───── GIVEN ENTRIES ─────

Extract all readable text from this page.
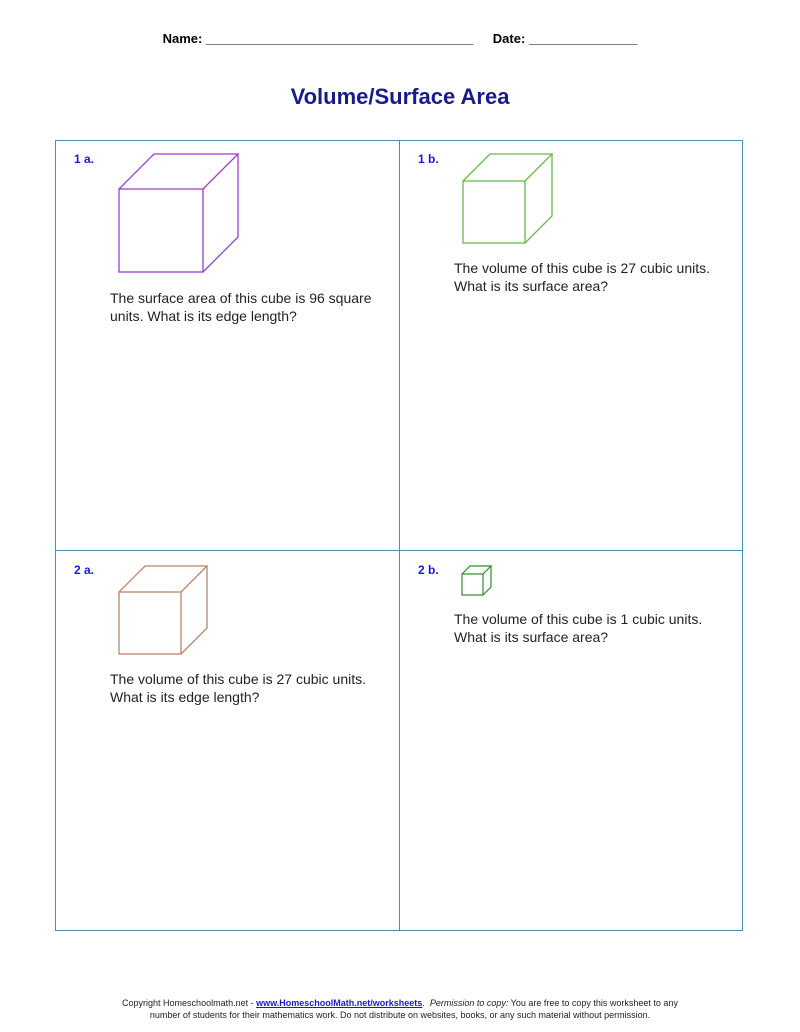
Name: _____________________________________ Date: _______________
Volume/Surface Area
1 a.
The surface area of this cube is 96 square
units. What is its edge length?
1 b.
The volume of this cube is 27 cubic units.
What is its surface area?
2 a.
The volume of this cube is 27 cubic units.
What is its edge length?
2 b.
The volume of this cube is 1 cubic units.
What is its surface area?
Copyright Homeschoolmath.net - www.HomeschoolMath.net/worksheets.  Permission to copy: You are free to copy this worksheet to any
number of students for their mathematics work. Do not distribute on websites, books, or any such material without permission.
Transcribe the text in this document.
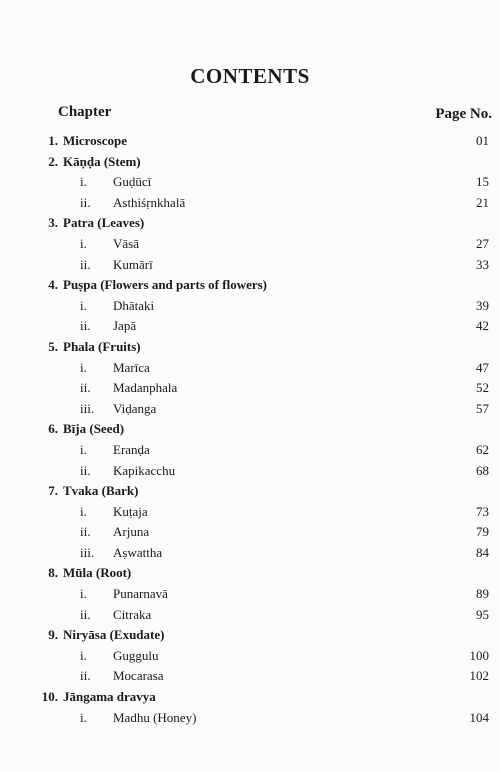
CONTENTS
Chapter	Page No.
1. Microscope	01
2. Kāṇḍa (Stem)
i. Guḍūcī	15
ii. Asthiśṛnkhalā	21
3. Patra (Leaves)
i. Vāsā	27
ii. Kumārī	33
4. Puṣpa (Flowers and parts of flowers)
i. Dhātaki	39
ii. Japā	42
5. Phala (Fruits)
i. Marīca	47
ii. Madanphala	52
iii. Viḍanga	57
6. Bīja (Seed)
i. Eranḍa	62
ii. Kapikacchu	68
7. Tvaka (Bark)
i. Kuṭaja	73
ii. Arjuna	79
iii. Aṣwattha	84
8. Mūla (Root)
i. Punarnavā	89
ii. Citraka	95
9. Niryāsa (Exudate)
i. Guggulu	100
ii. Mocarasa	102
10. Jāngama dravya
i. Madhu (Honey)	104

─────

PROMPT ▸ Copy every line that contains the string "cube".

FINISHED EXERCISE ▸
The surface area of this cube is 96 square
The volume of this cube is 27 cubic units.
The volume of this cube is 27 cubic units.
The volume of this cube is 1 cubic units.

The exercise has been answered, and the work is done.